» **Directions**:
Copy out all lines carrying the word "увольнения".

========================

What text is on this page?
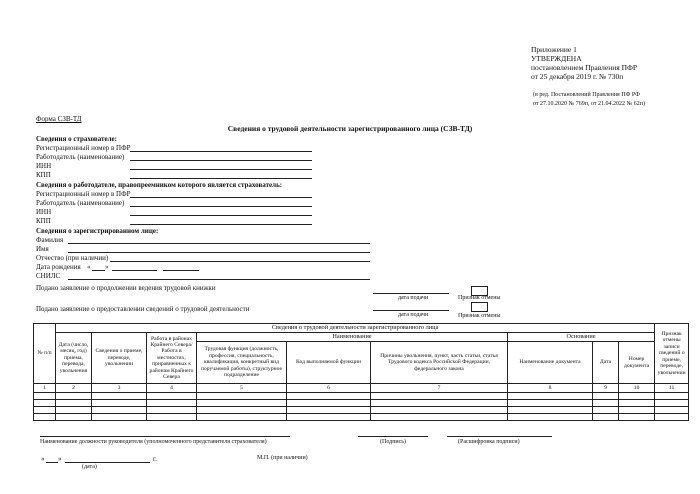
Приложение 1
УТВЕРЖДЕНА
постановлением Правления ПФР
от 25 декабря 2019 г. № 730п
(в ред. Постановлений Правления ПФ РФ
от 27.10.2020 № 769п, от 21.04.2022 № 62п)
Форма СЗВ-ТД
Сведения о трудовой деятельности зарегистрированного лица (СЗВ-ТД)
Сведения о страхователе:
Регистрационный номер в ПФР
Работодатель (наименование)
ИНН
КПП
Сведения о работодателе, правопреемником которого является страхователь:
Регистрационный номер в ПФР
Работодатель (наименование)
ИНН
КПП
Сведения о зарегистрированном лице:
Фамилия
Имя
Отчество (при наличии)
Дата рождения « »
СНИЛС
Подано заявление о продолжении ведения трудовой книжки
дата подачи	Признак отмены
Подано заявление о предоставлении сведений о трудовой деятельности
дата подачи	Признак отмены
№ п/п	Сведения о трудовой деятельности зарегистрированного лица									Признак отмены записи сведений о приеме, переводе, увольнении
	Дата (число, месяц, год) приема, перевода, увольнения	Сведения о приеме, переводе, увольнении	Работа в районах Крайнего Севера/Работа в местностях, приравненных к районам Крайнего Севера	Наименование			Основание			
				Трудовая функция (должность, профессия, специальность, квалификация, конкретный вид поручаемой работы), структурное подразделение	Код выполняемой функции	Причины увольнения, пункт, часть статьи, статья Трудового кодекса Российской Федерации, федерального закона	Наименование документа	Дата	Номер документа	
1	2	3	4	5	6	7	8	9	10	11

Наименование должности руководителя (уполномоченного представителя страхователя)	(Подпись)	(Расшифровка подписи)
« »	г.
(дата)
М.П. (при наличии)
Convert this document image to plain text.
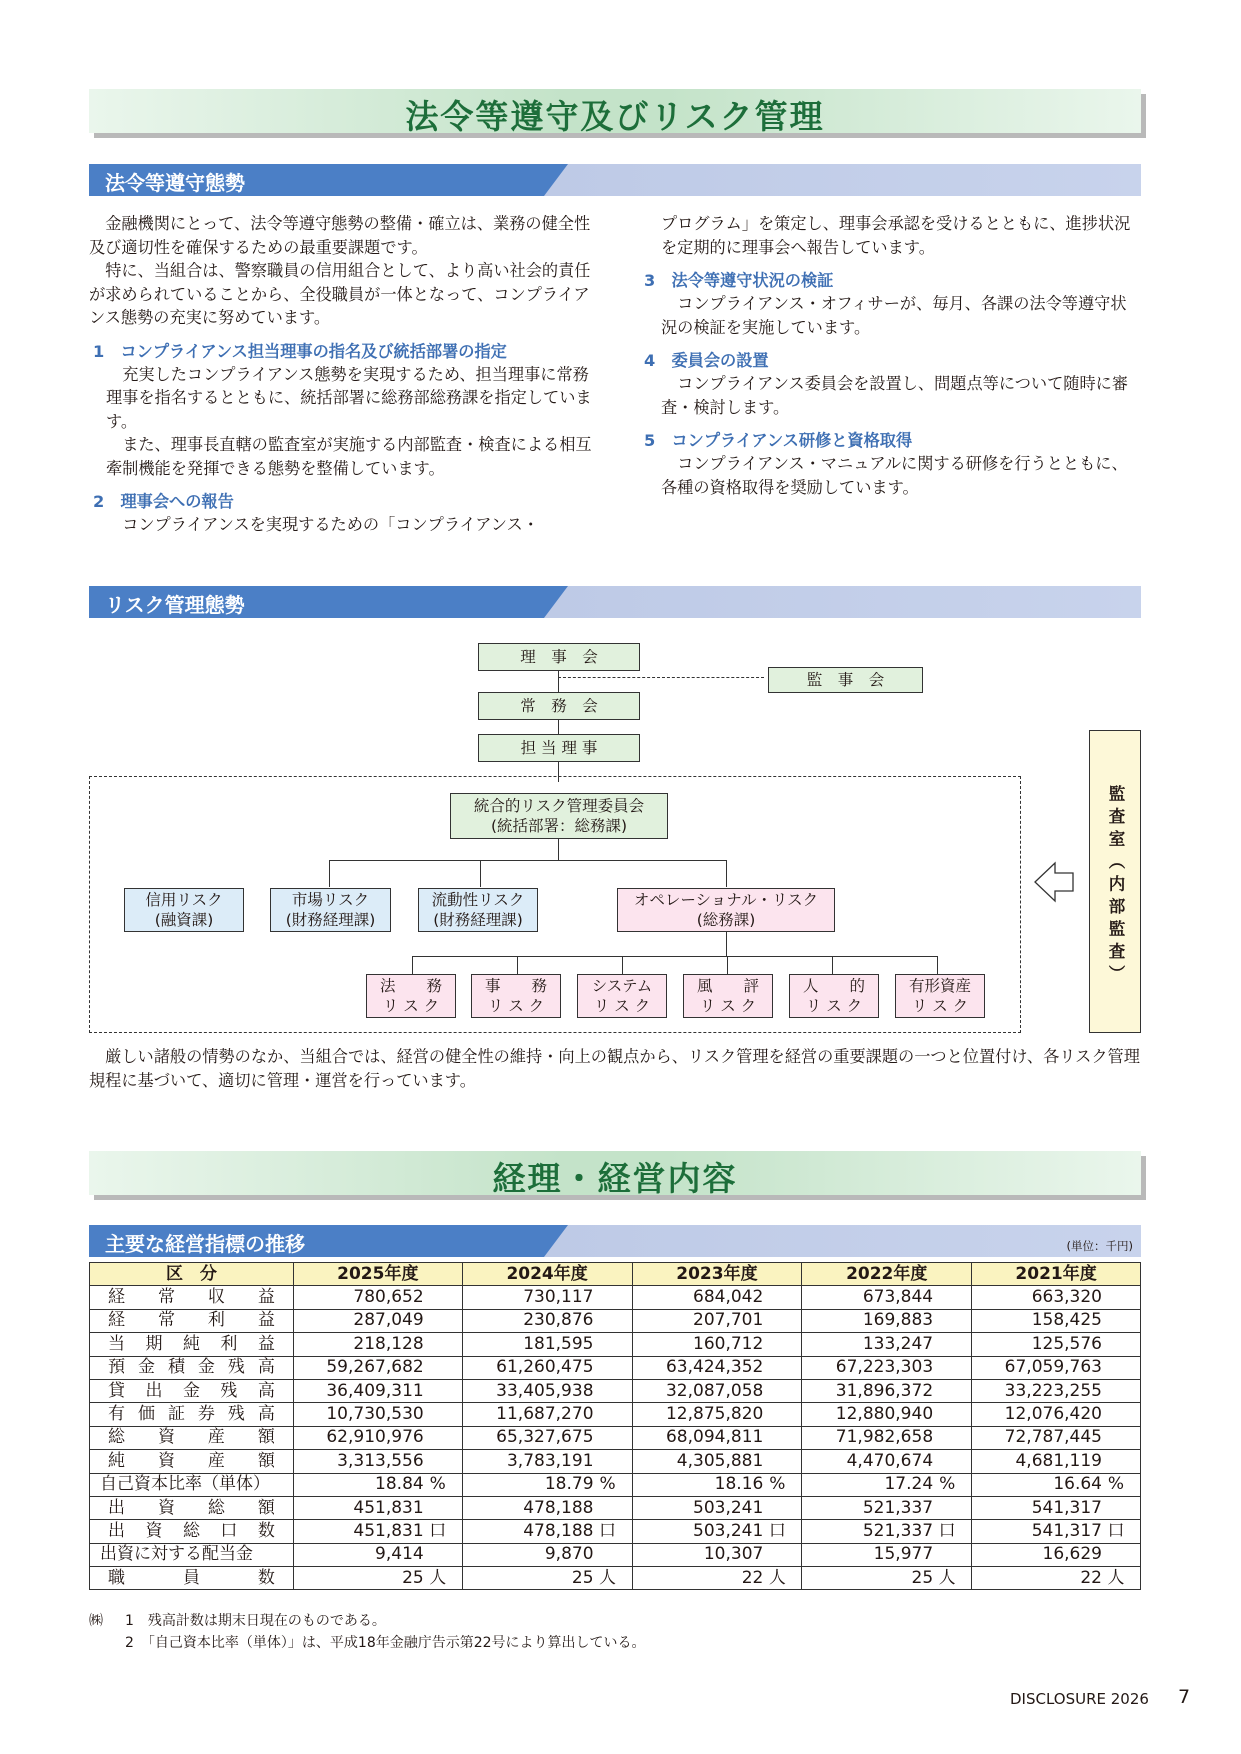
法令等遵守及びリスク管理
法令等遵守態勢

金融機関にとって、法令等遵守態勢の整備・確立は、業務の健全性及び適切性を確保するための最重要課題です。

特に、当組合は、警察職員の信用組合として、より高い社会的責任が求められていることから、全役職員が一体となって、コンプライアンス態勢の充実に努めています。

1　コンプライアンス担当理事の指名及び統括部署の指定

充実したコンプライアンス態勢を実現するため、担当理事に常務理事を指名するとともに、統括部署に総務部総務課を指定しています。

また、理事長直轄の監査室が実施する内部監査・検査による相互牽制機能を発揮できる態勢を整備しています。

2　理事会への報告

コンプライアンスを実現するための「コンプライアンス・

プログラム」を策定し、理事会承認を受けるとともに、進捗状況を定期的に理事会へ報告しています。

3　法令等遵守状況の検証

コンプライアンス・オフィサーが、毎月、各課の法令等遵守状況の検証を実施しています。

4　委員会の設置

コンプライアンス委員会を設置し、問題点等について随時に審査・検討します。

5　コンプライアンス研修と資格取得

コンプライアンス・マニュアルに関する研修を行うとともに、各種の資格取得を奨励しています。

リスク管理態勢
理　事　会
監　事　会
常　務　会
担 当 理 事
統合的リスク管理委員会
(統括部署：総務課)
信用リスク
(融資課)
市場リスク
(財務経理課)
流動性リスク
(財務経理課)
オペレーショナル・リスク
(総務課)
法　　務
リ ス ク
事　　務
リ ス ク
システム
リ ス ク
風　　評
リ ス ク
人　　的
リ ス ク
有形資産
リ ス ク
監査室（内部監査）

厳しい諸般の情勢のなか、当組合では、経営の健全性の維持・向上の観点から、リスク管理を経営の重要課題の一つと位置付け、各リスク管理規程に基づいて、適切に管理・運営を行っています。

経理・経営内容
主要な経営指標の推移	(単位：千円)
区　分	2025年度	2024年度	2023年度	2022年度	2021年度
経常収益	780,652	730,117	684,042	673,844	663,320
経常利益	287,049	230,876	207,701	169,883	158,425
当期純利益	218,128	181,595	160,712	133,247	125,576
預金積金残高	59,267,682	61,260,475	63,424,352	67,223,303	67,059,763
貸出金残高	36,409,311	33,405,938	32,087,058	31,896,372	33,223,255
有価証券残高	10,730,530	11,687,270	12,875,820	12,880,940	12,076,420
総資産額	62,910,976	65,327,675	68,094,811	71,982,658	72,787,445
純資産額	3,313,556	3,783,191	4,305,881	4,470,674	4,681,119
自己資本比率（単体）	18.84 %	18.79 %	18.16 %	17.24 %	16.64 %
出資総額	451,831	478,188	503,241	521,337	541,317
出資総口数	451,831 口	478,188 口	503,241 口	521,337 口	541,317 口
出資に対する配当金	9,414	9,870	10,307	15,977	16,629
職員数	25 人	25 人	22 人	25 人	22 人
㈱ 1　残高計数は期末日現在のものである。
2　「自己資本比率（単体）」は、平成18年金融庁告示第22号により算出している。
DISCLOSURE 2026 7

========================

» **Written reply**:
	Дата (число, месяц, год) приема, перевода, увольнения	Сведения о приеме, переводе, увольнении	Работа в районах Крайнего Севера/Работа в местностях, приравненных к районам Крайнего Севера	Наименование			Основание			
				Трудовая функция (должность, профессия, специальность, квалификация, конкретный вид поручаемой работы), структурное подразделение	Код выполняемой функции	Причины увольнения, пункт, часть статьи, статья Трудового кодекса Российской Федерации, федерального закона	Наименование документа	Дата	Номер документа	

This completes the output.